*YOUR TASK*
Tally the lines with the word "Filtre" and report the number alone.

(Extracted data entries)
++++++++++
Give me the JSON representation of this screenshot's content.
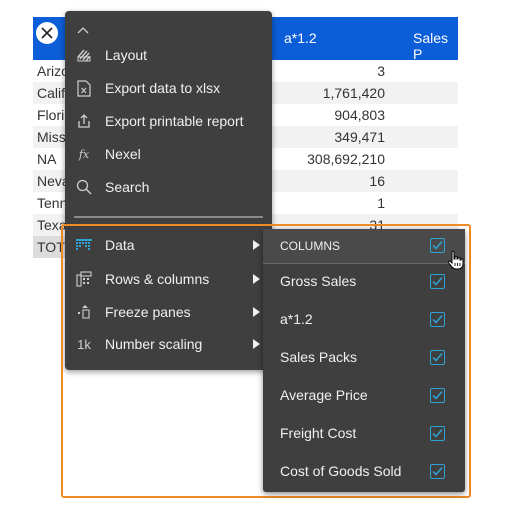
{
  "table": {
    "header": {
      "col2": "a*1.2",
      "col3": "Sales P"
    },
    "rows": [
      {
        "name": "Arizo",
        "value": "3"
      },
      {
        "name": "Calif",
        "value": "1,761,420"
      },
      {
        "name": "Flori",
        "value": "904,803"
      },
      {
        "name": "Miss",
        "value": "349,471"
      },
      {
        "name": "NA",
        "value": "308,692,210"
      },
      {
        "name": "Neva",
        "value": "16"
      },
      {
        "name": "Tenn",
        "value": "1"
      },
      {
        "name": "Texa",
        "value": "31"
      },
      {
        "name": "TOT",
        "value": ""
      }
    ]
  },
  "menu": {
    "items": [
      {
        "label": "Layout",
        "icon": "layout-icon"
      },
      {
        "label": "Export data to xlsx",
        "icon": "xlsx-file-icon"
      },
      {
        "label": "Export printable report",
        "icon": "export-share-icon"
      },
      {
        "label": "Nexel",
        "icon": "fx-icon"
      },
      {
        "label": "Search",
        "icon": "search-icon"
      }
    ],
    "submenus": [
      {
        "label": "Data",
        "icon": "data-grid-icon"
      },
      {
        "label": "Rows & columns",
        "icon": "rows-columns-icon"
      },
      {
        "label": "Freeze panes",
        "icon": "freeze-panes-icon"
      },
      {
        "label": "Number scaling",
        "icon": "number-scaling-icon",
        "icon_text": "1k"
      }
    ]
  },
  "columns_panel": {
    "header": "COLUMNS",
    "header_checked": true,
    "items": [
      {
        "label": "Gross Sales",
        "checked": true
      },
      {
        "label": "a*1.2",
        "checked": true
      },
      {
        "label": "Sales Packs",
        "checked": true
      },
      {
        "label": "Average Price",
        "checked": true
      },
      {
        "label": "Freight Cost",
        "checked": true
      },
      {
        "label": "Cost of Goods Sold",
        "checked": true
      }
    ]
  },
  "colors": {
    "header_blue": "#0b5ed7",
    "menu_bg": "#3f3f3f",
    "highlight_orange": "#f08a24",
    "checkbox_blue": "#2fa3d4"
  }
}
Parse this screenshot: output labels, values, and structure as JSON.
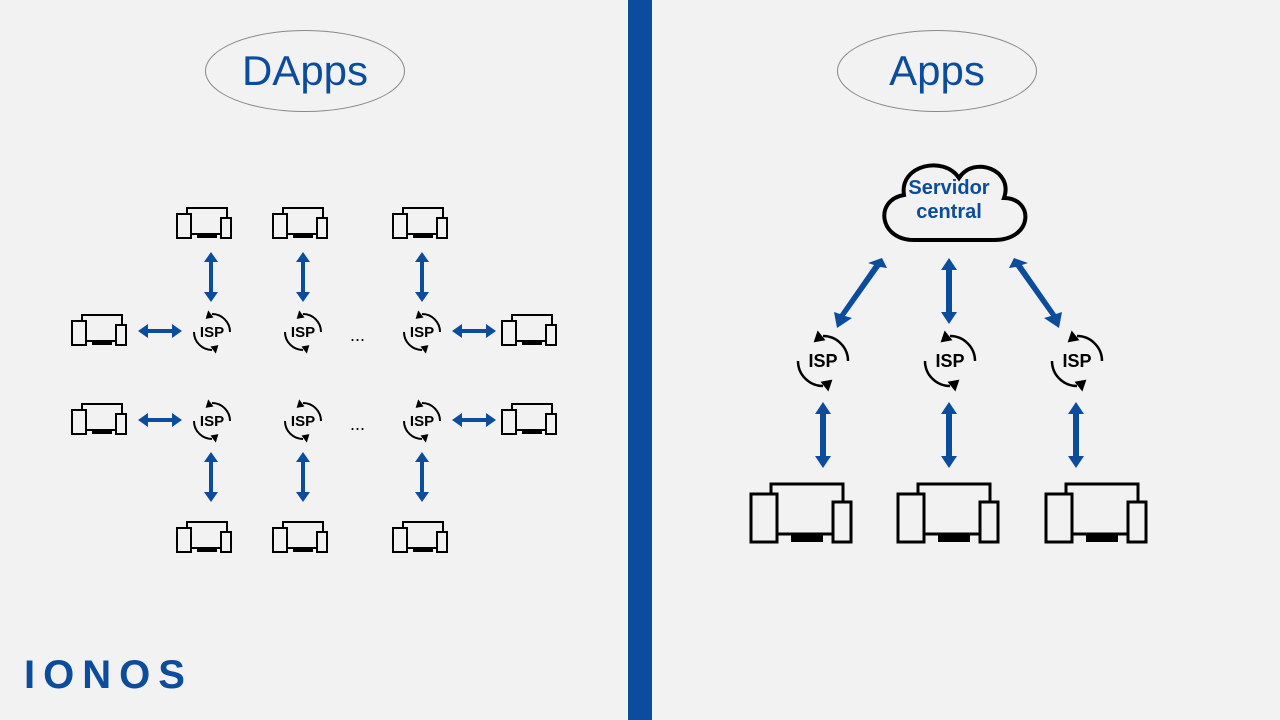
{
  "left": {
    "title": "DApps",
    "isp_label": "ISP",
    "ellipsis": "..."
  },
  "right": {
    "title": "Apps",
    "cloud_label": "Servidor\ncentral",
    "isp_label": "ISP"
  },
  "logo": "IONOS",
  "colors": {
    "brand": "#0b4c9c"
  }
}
++++++++++
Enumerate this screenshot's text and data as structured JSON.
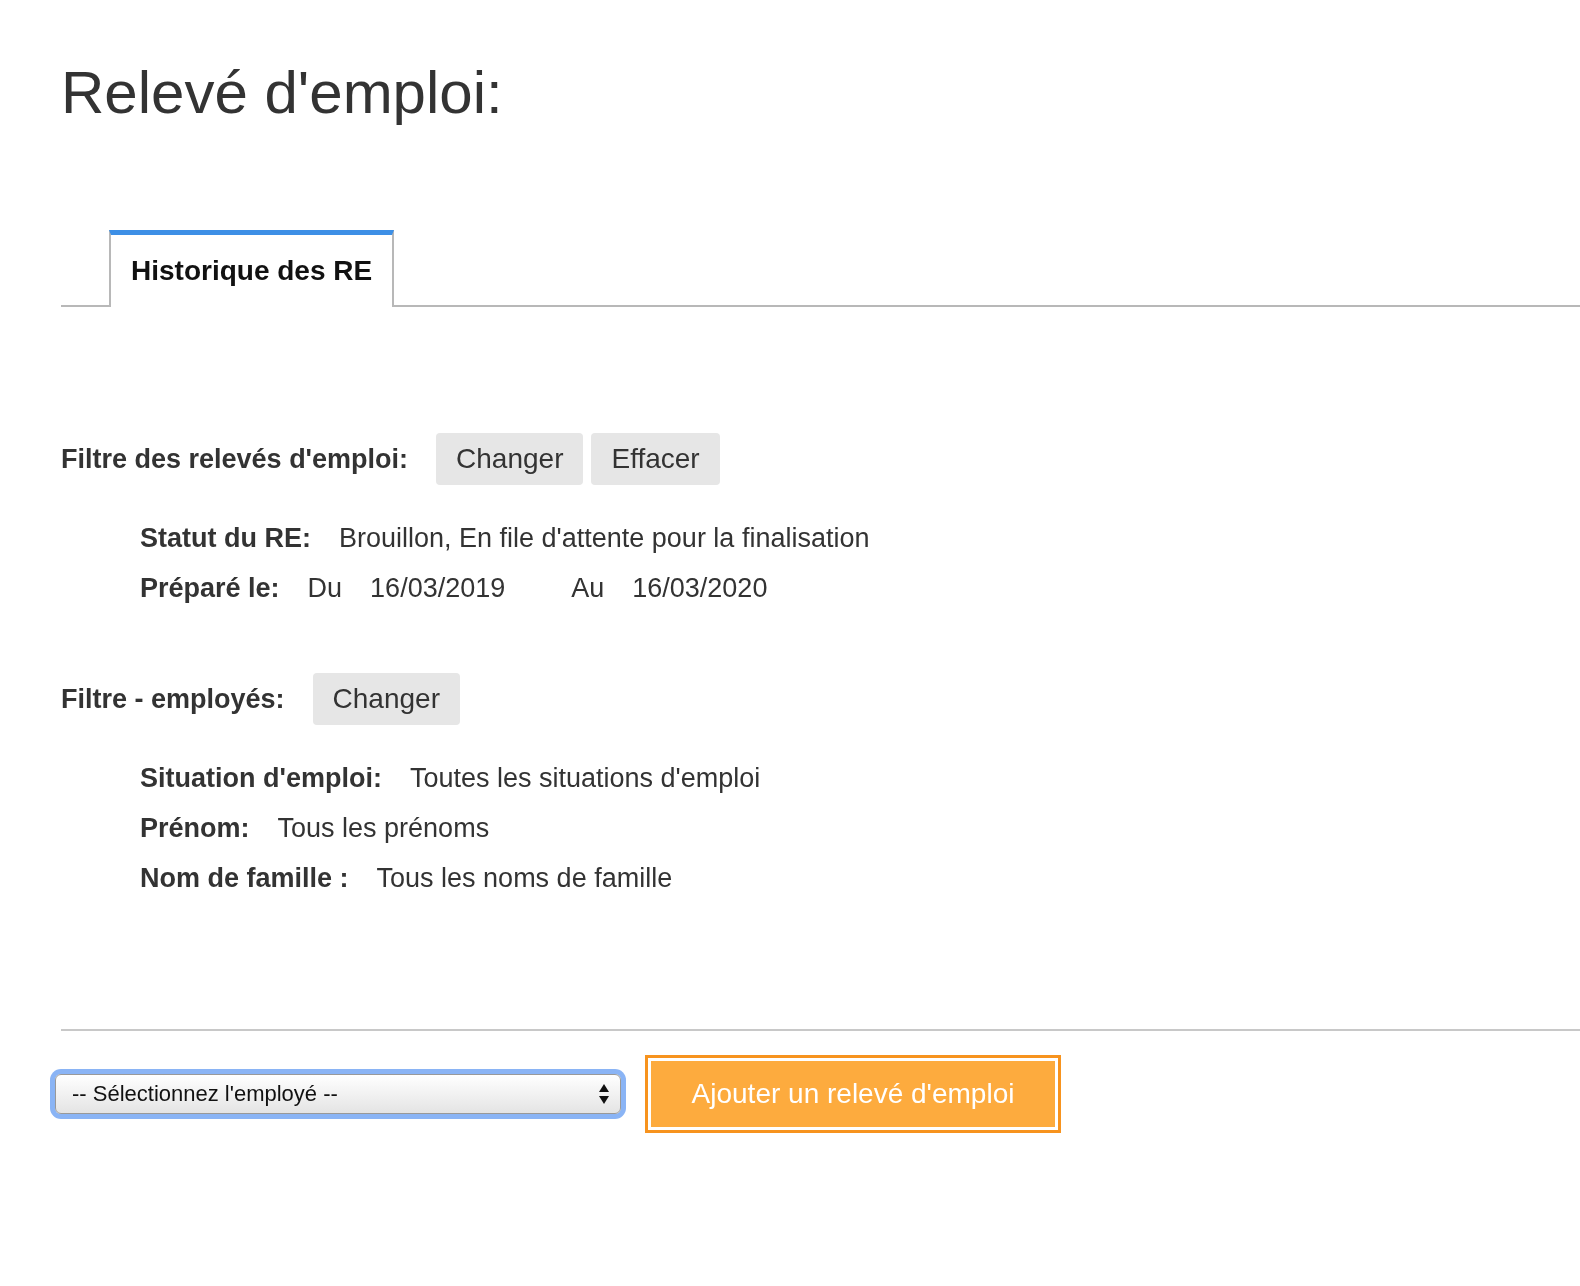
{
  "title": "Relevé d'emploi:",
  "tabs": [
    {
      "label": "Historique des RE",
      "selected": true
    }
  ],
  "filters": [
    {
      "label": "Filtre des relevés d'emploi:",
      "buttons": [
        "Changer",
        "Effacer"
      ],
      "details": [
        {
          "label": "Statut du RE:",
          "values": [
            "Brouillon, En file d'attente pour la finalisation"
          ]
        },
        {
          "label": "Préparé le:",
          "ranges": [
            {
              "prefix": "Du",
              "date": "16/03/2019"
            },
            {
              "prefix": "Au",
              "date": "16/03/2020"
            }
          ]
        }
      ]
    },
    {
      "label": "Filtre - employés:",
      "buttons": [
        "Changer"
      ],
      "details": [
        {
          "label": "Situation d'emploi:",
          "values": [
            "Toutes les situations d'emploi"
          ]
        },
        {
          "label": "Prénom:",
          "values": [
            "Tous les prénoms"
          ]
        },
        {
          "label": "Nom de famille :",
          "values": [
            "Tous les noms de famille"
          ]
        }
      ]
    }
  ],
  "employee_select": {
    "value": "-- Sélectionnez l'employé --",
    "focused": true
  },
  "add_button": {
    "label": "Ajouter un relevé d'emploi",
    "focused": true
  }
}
++++++++++
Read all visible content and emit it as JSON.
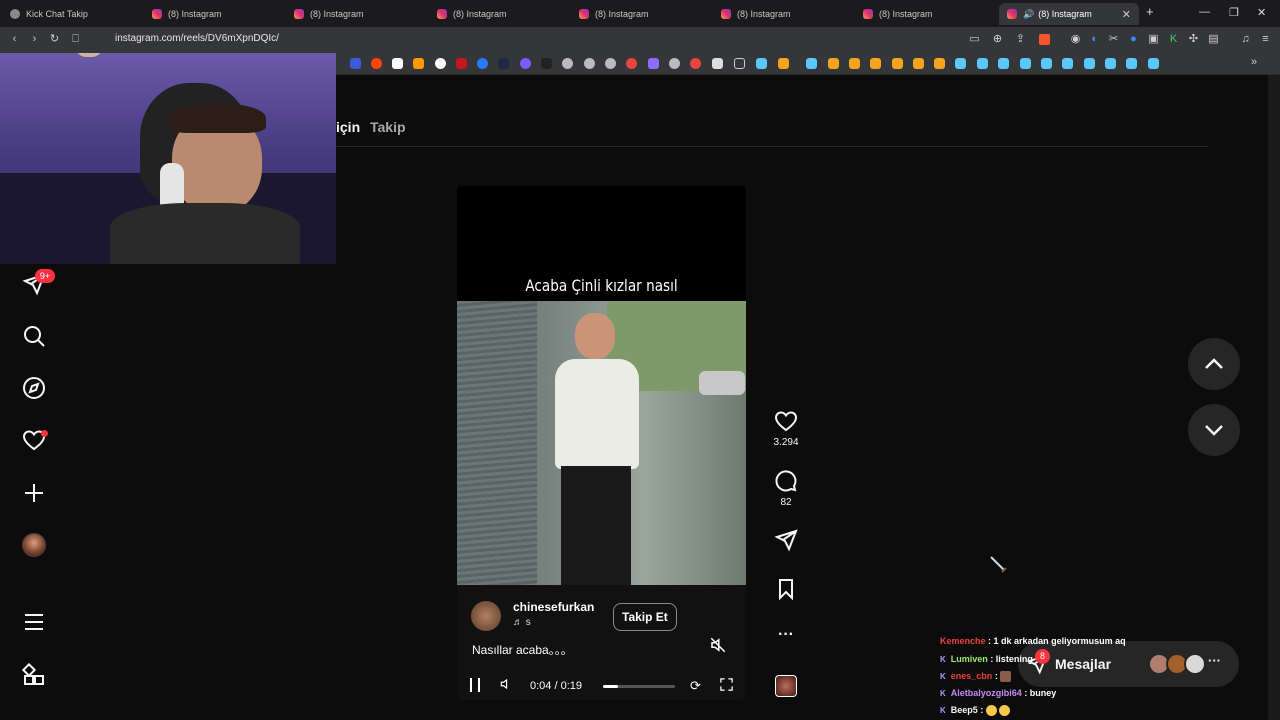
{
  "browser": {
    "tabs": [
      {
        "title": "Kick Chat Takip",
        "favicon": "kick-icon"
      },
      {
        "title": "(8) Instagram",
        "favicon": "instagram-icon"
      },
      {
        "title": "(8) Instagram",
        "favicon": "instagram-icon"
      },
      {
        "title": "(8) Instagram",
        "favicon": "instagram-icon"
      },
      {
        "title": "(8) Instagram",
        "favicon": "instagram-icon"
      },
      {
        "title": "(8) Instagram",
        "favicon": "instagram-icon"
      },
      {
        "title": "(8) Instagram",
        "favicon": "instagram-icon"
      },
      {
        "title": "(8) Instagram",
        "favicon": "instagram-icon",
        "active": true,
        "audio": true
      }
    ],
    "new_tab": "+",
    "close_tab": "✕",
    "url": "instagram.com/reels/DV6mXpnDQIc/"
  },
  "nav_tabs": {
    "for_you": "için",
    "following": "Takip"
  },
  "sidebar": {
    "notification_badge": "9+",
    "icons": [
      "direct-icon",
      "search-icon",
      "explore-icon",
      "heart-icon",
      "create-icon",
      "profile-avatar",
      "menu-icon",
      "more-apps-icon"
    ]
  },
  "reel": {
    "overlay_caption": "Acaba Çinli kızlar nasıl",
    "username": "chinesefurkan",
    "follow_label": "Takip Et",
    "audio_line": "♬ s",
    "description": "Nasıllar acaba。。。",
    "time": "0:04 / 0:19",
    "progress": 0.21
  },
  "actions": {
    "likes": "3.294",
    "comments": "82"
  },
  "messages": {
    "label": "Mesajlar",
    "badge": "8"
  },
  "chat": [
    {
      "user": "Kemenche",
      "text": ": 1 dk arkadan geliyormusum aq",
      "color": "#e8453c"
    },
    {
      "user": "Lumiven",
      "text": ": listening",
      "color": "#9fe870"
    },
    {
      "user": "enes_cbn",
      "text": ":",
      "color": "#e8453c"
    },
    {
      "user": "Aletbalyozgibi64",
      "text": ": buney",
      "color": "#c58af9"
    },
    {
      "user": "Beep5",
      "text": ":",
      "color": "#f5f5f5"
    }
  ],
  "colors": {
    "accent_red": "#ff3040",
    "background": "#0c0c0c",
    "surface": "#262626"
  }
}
++++++++++
*RESULT OF THIS TASK*
2